> [Exercise]:
Repeat every record exactly, but keep images out of the copy.
==== Exercise material ====
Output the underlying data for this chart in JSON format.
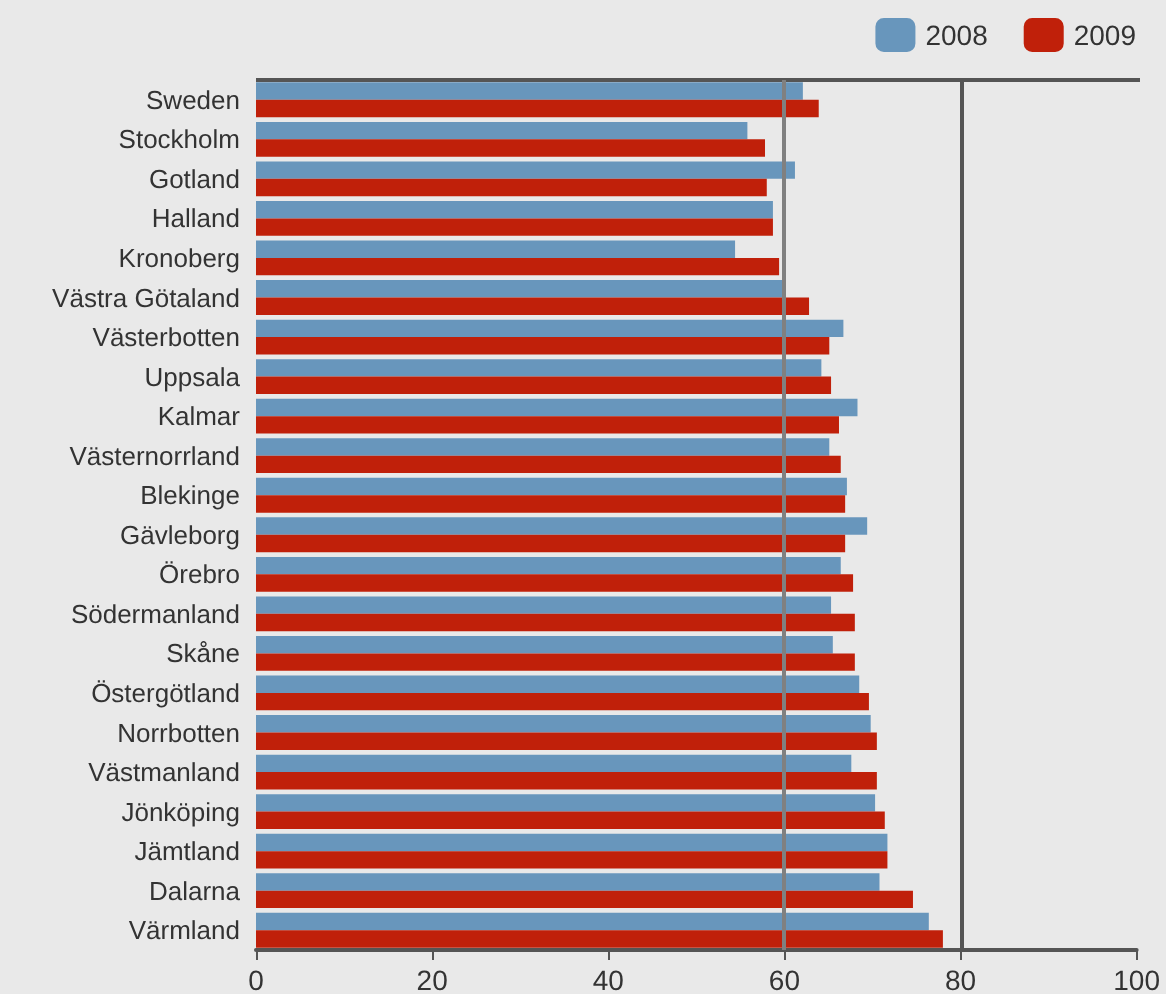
{
  "chart_data": {
    "type": "bar",
    "orientation": "horizontal",
    "categories": [
      "Sweden",
      "Stockholm",
      "Gotland",
      "Halland",
      "Kronoberg",
      "Västra Götaland",
      "Västerbotten",
      "Uppsala",
      "Kalmar",
      "Västernorrland",
      "Blekinge",
      "Gävleborg",
      "Örebro",
      "Södermanland",
      "Skåne",
      "Östergötland",
      "Norrbotten",
      "Västmanland",
      "Jönköping",
      "Jämtland",
      "Dalarna",
      "Värmland"
    ],
    "series": [
      {
        "name": "2008",
        "color": "#6896bc",
        "values": [
          62.1,
          55.8,
          61.2,
          58.7,
          54.4,
          59.9,
          66.7,
          64.2,
          68.3,
          65.1,
          67.1,
          69.4,
          66.4,
          65.3,
          65.5,
          68.5,
          69.8,
          67.6,
          70.3,
          71.7,
          70.8,
          76.4
        ]
      },
      {
        "name": "2009",
        "color": "#c0200a",
        "values": [
          63.9,
          57.8,
          58.0,
          58.7,
          59.4,
          62.8,
          65.1,
          65.3,
          66.2,
          66.4,
          66.9,
          66.9,
          67.8,
          68.0,
          68.0,
          69.6,
          70.5,
          70.5,
          71.4,
          71.7,
          74.6,
          78.0
        ]
      }
    ],
    "xlim": [
      0,
      100
    ],
    "xticks": [
      0,
      20,
      40,
      60,
      80,
      100
    ],
    "grid": false,
    "legend": "top right",
    "ref_lines": [
      {
        "axis": "x",
        "value": 60,
        "color": "#808080"
      },
      {
        "axis": "x",
        "value": 80,
        "color": "#555555"
      }
    ]
  }
}
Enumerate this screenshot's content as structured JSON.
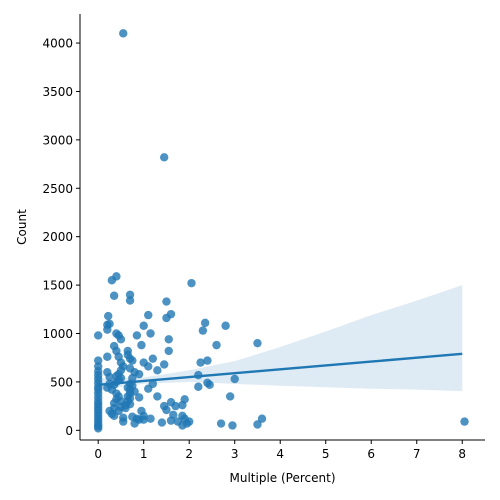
====
> [Written reply]:
Output the underlying data for this chart in JSON format.
{
  "chart_data": {
    "type": "bar",
    "orientation": "horizontal",
    "categories": [
      "Sweden",
      "Stockholm",
      "Gotland",
      "Halland",
      "Kronoberg",
      "Västra Götaland",
      "Västerbotten",
      "Uppsala",
      "Kalmar",
      "Västernorrland",
      "Blekinge",
      "Gävleborg",
      "Örebro",
      "Södermanland",
      "Skåne",
      "Östergötland",
      "Norrbotten",
      "Västmanland",
      "Jönköping",
      "Jämtland",
      "Dalarna",
      "Värmland"
    ],
    "series": [
      {
        "name": "2008",
        "color": "#6896bc",
        "values": [
          62.1,
          55.8,
          61.2,
          58.7,
          54.4,
          59.9,
          66.7,
          64.2,
          68.3,
          65.1,
          67.1,
          69.4,
          66.4,
          65.3,
          65.5,
          68.5,
          69.8,
          67.6,
          70.3,
          71.7,
          70.8,
          76.4
        ]
      },
      {
        "name": "2009",
        "color": "#c0200a",
        "values": [
          63.9,
          57.8,
          58.0,
          58.7,
          59.4,
          62.8,
          65.1,
          65.3,
          66.2,
          66.4,
          66.9,
          66.9,
          67.8,
          68.0,
          68.0,
          69.6,
          70.5,
          70.5,
          71.4,
          71.7,
          74.6,
          78.0
        ]
      }
    ],
    "xlim": [
      0,
      100
    ],
    "xticks": [
      0,
      20,
      40,
      60,
      80,
      100
    ],
    "grid": false,
    "legend": "top right",
    "ref_lines": [
      {
        "axis": "x",
        "value": 60,
        "color": "#808080"
      },
      {
        "axis": "x",
        "value": 80,
        "color": "#555555"
      }
    ]
  }
}
Enumerate this screenshot's content as structured JSON.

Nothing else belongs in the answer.